## BEGIN Dataset entries

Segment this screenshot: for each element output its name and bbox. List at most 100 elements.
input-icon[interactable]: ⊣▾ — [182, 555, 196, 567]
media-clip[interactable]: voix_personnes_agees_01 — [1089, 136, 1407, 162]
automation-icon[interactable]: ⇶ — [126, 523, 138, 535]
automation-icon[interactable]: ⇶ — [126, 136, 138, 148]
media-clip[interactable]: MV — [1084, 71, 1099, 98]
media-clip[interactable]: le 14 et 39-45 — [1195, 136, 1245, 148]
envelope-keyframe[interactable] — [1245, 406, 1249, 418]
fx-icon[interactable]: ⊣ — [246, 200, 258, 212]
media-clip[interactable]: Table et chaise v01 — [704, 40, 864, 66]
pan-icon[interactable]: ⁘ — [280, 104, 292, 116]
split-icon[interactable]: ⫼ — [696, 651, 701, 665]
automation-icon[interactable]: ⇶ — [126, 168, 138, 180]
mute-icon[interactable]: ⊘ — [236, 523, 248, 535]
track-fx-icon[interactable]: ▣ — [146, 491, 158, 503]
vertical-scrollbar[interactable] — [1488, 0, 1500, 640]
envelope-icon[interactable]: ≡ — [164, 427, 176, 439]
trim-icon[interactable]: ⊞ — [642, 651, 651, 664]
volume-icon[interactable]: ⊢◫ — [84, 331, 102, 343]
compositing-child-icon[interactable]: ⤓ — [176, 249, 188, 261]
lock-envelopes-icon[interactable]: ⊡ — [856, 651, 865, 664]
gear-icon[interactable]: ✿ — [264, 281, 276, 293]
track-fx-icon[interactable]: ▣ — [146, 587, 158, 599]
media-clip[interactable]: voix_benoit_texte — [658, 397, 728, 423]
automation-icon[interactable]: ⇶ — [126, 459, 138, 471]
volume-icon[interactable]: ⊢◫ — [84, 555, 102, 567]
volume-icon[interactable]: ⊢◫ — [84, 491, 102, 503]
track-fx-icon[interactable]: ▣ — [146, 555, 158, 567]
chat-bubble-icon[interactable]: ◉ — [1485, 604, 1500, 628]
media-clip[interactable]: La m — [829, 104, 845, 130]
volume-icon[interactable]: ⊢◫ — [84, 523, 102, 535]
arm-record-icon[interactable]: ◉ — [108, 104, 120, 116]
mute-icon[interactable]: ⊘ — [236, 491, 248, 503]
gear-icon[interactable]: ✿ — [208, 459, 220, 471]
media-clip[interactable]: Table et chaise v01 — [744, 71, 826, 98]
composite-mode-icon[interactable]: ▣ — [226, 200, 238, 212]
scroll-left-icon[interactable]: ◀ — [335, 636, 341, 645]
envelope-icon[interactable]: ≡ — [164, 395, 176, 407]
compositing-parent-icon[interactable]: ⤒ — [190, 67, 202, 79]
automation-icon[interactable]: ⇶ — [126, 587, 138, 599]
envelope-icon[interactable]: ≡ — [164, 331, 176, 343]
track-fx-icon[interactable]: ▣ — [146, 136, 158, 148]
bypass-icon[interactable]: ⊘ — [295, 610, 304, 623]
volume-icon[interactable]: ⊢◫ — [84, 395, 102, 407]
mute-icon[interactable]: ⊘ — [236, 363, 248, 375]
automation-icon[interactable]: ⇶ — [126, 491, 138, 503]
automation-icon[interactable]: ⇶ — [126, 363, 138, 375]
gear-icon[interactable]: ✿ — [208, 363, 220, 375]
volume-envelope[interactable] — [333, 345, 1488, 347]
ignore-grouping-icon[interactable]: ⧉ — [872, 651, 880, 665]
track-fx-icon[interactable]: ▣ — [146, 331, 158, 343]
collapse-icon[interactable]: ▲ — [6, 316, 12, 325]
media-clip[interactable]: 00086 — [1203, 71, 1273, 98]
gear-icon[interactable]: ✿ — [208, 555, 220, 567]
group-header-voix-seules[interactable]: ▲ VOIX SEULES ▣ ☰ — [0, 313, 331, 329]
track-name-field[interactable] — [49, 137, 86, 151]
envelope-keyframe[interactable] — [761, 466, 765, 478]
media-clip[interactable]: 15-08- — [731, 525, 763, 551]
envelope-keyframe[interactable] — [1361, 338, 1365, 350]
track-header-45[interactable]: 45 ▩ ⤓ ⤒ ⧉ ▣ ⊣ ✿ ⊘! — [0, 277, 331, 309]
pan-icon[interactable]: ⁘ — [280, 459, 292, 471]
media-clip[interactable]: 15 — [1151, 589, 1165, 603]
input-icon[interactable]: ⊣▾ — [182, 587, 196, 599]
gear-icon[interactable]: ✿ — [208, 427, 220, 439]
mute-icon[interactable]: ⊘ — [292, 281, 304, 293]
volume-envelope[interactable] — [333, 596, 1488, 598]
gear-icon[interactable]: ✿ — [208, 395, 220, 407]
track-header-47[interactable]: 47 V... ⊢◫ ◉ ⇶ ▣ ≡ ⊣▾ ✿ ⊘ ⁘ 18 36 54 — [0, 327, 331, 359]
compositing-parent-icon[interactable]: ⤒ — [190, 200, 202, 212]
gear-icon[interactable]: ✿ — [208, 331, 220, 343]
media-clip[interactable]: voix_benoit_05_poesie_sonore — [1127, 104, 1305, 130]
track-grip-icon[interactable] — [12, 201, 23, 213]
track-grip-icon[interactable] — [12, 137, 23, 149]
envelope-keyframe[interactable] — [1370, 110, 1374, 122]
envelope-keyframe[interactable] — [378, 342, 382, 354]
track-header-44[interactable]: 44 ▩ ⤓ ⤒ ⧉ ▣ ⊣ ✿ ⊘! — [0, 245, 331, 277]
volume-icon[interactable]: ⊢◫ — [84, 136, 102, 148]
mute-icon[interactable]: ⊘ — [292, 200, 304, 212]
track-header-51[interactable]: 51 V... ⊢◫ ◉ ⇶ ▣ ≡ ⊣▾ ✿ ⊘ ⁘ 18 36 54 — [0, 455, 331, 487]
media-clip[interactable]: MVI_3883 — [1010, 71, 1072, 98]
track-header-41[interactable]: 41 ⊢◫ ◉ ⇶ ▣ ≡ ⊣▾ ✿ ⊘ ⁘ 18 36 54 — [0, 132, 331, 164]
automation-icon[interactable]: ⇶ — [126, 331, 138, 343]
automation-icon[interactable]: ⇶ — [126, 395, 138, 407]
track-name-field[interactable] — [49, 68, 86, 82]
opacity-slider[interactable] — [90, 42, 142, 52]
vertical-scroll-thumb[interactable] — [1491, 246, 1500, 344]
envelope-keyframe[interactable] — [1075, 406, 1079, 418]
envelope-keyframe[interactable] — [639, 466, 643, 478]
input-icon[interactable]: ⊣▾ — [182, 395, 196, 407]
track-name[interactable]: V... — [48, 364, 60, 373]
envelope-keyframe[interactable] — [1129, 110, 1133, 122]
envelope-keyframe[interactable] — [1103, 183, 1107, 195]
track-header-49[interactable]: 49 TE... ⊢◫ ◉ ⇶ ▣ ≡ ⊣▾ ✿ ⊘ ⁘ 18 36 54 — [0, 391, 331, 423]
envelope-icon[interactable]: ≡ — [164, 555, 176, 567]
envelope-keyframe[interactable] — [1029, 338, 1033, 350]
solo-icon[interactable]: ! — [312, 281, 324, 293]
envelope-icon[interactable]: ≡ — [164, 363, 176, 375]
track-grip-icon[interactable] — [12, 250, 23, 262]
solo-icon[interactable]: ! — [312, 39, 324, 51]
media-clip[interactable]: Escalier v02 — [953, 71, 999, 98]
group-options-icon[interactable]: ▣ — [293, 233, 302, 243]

## END Dataset entries

- **Given instruction**: Convert the lines from the beginning of the records up to and including the line containing "split-icon[interactable]: ⫼ —" into a numbered list, leaving out any blank lines.

- **Full answer**:
1. Segment this screenshot: for each element output its name and bbox. List at most 100 elements.
2. input-icon[interactable]: ⊣▾ — [182, 555, 196, 567]
3. media-clip[interactable]: voix_personnes_agees_01 — [1089, 136, 1407, 162]
4. automation-icon[interactable]: ⇶ — [126, 523, 138, 535]
5. automation-icon[interactable]: ⇶ — [126, 136, 138, 148]
6. media-clip[interactable]: MV — [1084, 71, 1099, 98]
7. media-clip[interactable]: le 14 et 39-45 — [1195, 136, 1245, 148]
8. envelope-keyframe[interactable] — [1245, 406, 1249, 418]
9. fx-icon[interactable]: ⊣ — [246, 200, 258, 212]
10. media-clip[interactable]: Table et chaise v01 — [704, 40, 864, 66]
11. pan-icon[interactable]: ⁘ — [280, 104, 292, 116]
12. split-icon[interactable]: ⫼ — [696, 651, 701, 665]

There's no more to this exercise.